╭──
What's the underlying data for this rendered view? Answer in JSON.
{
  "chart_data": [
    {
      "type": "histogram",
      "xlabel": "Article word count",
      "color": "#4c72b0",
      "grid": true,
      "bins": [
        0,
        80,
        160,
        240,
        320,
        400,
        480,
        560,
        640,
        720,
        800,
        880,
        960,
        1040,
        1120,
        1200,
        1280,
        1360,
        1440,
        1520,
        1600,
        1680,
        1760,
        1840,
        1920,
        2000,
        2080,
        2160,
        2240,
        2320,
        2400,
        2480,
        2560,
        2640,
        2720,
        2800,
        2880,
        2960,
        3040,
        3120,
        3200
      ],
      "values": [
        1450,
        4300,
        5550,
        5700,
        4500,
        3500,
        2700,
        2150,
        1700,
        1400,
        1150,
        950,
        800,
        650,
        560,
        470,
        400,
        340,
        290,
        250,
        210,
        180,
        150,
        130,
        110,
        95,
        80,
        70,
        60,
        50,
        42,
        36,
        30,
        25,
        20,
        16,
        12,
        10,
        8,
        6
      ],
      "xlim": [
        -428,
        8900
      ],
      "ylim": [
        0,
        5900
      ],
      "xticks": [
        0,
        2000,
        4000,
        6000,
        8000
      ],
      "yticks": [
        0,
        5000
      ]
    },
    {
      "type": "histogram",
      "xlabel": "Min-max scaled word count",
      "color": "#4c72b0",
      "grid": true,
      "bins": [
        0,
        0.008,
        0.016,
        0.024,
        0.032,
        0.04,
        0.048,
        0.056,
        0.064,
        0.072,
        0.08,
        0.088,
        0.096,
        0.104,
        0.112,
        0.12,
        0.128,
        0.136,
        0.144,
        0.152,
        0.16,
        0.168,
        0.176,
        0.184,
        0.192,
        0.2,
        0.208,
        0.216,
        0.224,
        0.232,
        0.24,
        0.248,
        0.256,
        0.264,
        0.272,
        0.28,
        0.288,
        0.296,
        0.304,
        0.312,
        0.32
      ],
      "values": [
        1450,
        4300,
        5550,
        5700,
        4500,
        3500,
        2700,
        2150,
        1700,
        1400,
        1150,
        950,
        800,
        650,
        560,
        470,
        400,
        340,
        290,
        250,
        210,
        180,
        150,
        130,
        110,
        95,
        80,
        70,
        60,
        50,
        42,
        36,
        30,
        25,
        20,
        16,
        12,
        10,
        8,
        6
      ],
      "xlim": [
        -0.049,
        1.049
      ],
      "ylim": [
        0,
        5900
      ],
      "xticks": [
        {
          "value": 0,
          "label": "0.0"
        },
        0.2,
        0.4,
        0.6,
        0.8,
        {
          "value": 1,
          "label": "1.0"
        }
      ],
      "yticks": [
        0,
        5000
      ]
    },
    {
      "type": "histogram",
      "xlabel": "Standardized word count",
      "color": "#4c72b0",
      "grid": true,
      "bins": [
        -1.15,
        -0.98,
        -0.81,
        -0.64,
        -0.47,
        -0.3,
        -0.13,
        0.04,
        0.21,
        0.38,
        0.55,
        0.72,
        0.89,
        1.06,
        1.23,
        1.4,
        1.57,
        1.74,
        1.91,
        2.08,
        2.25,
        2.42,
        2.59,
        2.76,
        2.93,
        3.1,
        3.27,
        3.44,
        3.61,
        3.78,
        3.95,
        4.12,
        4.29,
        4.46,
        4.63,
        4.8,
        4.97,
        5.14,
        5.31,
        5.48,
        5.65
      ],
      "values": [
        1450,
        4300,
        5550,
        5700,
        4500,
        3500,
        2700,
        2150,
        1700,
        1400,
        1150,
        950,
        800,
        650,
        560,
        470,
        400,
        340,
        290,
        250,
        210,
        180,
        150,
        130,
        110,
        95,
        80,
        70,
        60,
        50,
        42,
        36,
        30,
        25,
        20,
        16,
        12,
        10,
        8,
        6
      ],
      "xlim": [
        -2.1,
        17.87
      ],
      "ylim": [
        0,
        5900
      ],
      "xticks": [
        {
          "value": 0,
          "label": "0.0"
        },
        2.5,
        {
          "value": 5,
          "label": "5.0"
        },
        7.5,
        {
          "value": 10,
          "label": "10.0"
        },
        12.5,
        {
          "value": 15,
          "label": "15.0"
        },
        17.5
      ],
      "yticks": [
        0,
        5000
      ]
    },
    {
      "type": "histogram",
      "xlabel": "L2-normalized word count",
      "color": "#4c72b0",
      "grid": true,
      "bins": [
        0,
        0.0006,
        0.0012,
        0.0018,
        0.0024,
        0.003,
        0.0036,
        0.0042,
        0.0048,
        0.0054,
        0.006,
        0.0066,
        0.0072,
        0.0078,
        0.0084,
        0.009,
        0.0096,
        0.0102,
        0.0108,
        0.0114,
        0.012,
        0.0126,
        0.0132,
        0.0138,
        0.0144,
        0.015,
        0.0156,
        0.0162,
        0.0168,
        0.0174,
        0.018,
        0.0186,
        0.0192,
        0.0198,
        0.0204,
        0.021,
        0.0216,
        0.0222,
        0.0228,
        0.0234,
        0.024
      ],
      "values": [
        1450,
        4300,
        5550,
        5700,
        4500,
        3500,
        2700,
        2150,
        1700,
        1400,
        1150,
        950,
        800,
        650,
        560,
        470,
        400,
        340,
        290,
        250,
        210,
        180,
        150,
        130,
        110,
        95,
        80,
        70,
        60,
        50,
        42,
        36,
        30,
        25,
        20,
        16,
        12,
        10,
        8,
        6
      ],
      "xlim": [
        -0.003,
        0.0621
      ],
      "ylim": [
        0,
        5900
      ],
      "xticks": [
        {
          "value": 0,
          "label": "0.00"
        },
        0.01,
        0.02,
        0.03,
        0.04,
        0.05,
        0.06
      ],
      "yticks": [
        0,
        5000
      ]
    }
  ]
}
╰──
● Instructions to follow: Print the material once more, exactly.

● Answer to the exercise:
What's the underlying data for this rendered view? Answer in JSON.
{
  "chart_data": [
    {
      "type": "histogram",
      "xlabel": "Article word count",
      "color": "#4c72b0",
      "grid": true,
      "bins": [
        0,
        80,
        160,
        240,
        320,
        400,
        480,
        560,
        640,
        720,
        800,
        880,
        960,
        1040,
        1120,
        1200,
        1280,
        1360,
        1440,
        1520,
        1600,
        1680,
        1760,
        1840,
        1920,
        2000,
        2080,
        2160,
        2240,
        2320,
        2400,
        2480,
        2560,
        2640,
        2720,
        2800,
        2880,
        2960,
        3040,
        3120,
        3200
      ],
      "values": [
        1450,
        4300,
        5550,
        5700,
        4500,
        3500,
        2700,
        2150,
        1700,
        1400,
        1150,
        950,
        800,
        650,
        560,
        470,
        400,
        340,
        290,
        250,
        210,
        180,
        150,
        130,
        110,
        95,
        80,
        70,
        60,
        50,
        42,
        36,
        30,
        25,
        20,
        16,
        12,
        10,
        8,
        6
      ],
      "xlim": [
        -428,
        8900
      ],
      "ylim": [
        0,
        5900
      ],
      "xticks": [
        0,
        2000,
        4000,
        6000,
        8000
      ],
      "yticks": [
        0,
        5000
      ]
    },
    {
      "type": "histogram",
      "xlabel": "Min-max scaled word count",
      "color": "#4c72b0",
      "grid": true,
      "bins": [
        0,
        0.008,
        0.016,
        0.024,
        0.032,
        0.04,
        0.048,
        0.056,
        0.064,
        0.072,
        0.08,
        0.088,
        0.096,
        0.104,
        0.112,
        0.12,
        0.128,
        0.136,
        0.144,
        0.152,
        0.16,
        0.168,
        0.176,
        0.184,
        0.192,
        0.2,
        0.208,
        0.216,
        0.224,
        0.232,
        0.24,
        0.248,
        0.256,
        0.264,
        0.272,
        0.28,
        0.288,
        0.296,
        0.304,
        0.312,
        0.32
      ],
      "values": [
        1450,
        4300,
        5550,
        5700,
        4500,
        3500,
        2700,
        2150,
        1700,
        1400,
        1150,
        950,
        800,
        650,
        560,
        470,
        400,
        340,
        290,
        250,
        210,
        180,
        150,
        130,
        110,
        95,
        80,
        70,
        60,
        50,
        42,
        36,
        30,
        25,
        20,
        16,
        12,
        10,
        8,
        6
      ],
      "xlim": [
        -0.049,
        1.049
      ],
      "ylim": [
        0,
        5900
      ],
      "xticks": [
        {
          "value": 0,
          "label": "0.0"
        },
        0.2,
        0.4,
        0.6,
        0.8,
        {
          "value": 1,
          "label": "1.0"
        }
      ],
      "yticks": [
        0,
        5000
      ]
    },
    {
      "type": "histogram",
      "xlabel": "Standardized word count",
      "color": "#4c72b0",
      "grid": true,
      "bins": [
        -1.15,
        -0.98,
        -0.81,
        -0.64,
        -0.47,
        -0.3,
        -0.13,
        0.04,
        0.21,
        0.38,
        0.55,
        0.72,
        0.89,
        1.06,
        1.23,
        1.4,
        1.57,
        1.74,
        1.91,
        2.08,
        2.25,
        2.42,
        2.59,
        2.76,
        2.93,
        3.1,
        3.27,
        3.44,
        3.61,
        3.78,
        3.95,
        4.12,
        4.29,
        4.46,
        4.63,
        4.8,
        4.97,
        5.14,
        5.31,
        5.48,
        5.65
      ],
      "values": [
        1450,
        4300,
        5550,
        5700,
        4500,
        3500,
        2700,
        2150,
        1700,
        1400,
        1150,
        950,
        800,
        650,
        560,
        470,
        400,
        340,
        290,
        250,
        210,
        180,
        150,
        130,
        110,
        95,
        80,
        70,
        60,
        50,
        42,
        36,
        30,
        25,
        20,
        16,
        12,
        10,
        8,
        6
      ],
      "xlim": [
        -2.1,
        17.87
      ],
      "ylim": [
        0,
        5900
      ],
      "xticks": [
        {
          "value": 0,
          "label": "0.0"
        },
        2.5,
        {
          "value": 5,
          "label": "5.0"
        },
        7.5,
        {
          "value": 10,
          "label": "10.0"
        },
        12.5,
        {
          "value": 15,
          "label": "15.0"
        },
        17.5
      ],
      "yticks": [
        0,
        5000
      ]
    },
    {
      "type": "histogram",
      "xlabel": "L2-normalized word count",
      "color": "#4c72b0",
      "grid": true,
      "bins": [
        0,
        0.0006,
        0.0012,
        0.0018,
        0.0024,
        0.003,
        0.0036,
        0.0042,
        0.0048,
        0.0054,
        0.006,
        0.0066,
        0.0072,
        0.0078,
        0.0084,
        0.009,
        0.0096,
        0.0102,
        0.0108,
        0.0114,
        0.012,
        0.0126,
        0.0132,
        0.0138,
        0.0144,
        0.015,
        0.0156,
        0.0162,
        0.0168,
        0.0174,
        0.018,
        0.0186,
        0.0192,
        0.0198,
        0.0204,
        0.021,
        0.0216,
        0.0222,
        0.0228,
        0.0234,
        0.024
      ],
      "values": [
        1450,
        4300,
        5550,
        5700,
        4500,
        3500,
        2700,
        2150,
        1700,
        1400,
        1150,
        950,
        800,
        650,
        560,
        470,
        400,
        340,
        290,
        250,
        210,
        180,
        150,
        130,
        110,
        95,
        80,
        70,
        60,
        50,
        42,
        36,
        30,
        25,
        20,
        16,
        12,
        10,
        8,
        6
      ],
      "xlim": [
        -0.003,
        0.0621
      ],
      "ylim": [
        0,
        5900
      ],
      "xticks": [
        {
          "value": 0,
          "label": "0.00"
        },
        0.01,
        0.02,
        0.03,
        0.04,
        0.05,
        0.06
      ],
      "yticks": [
        0,
        5000
      ]
    }
  ]
}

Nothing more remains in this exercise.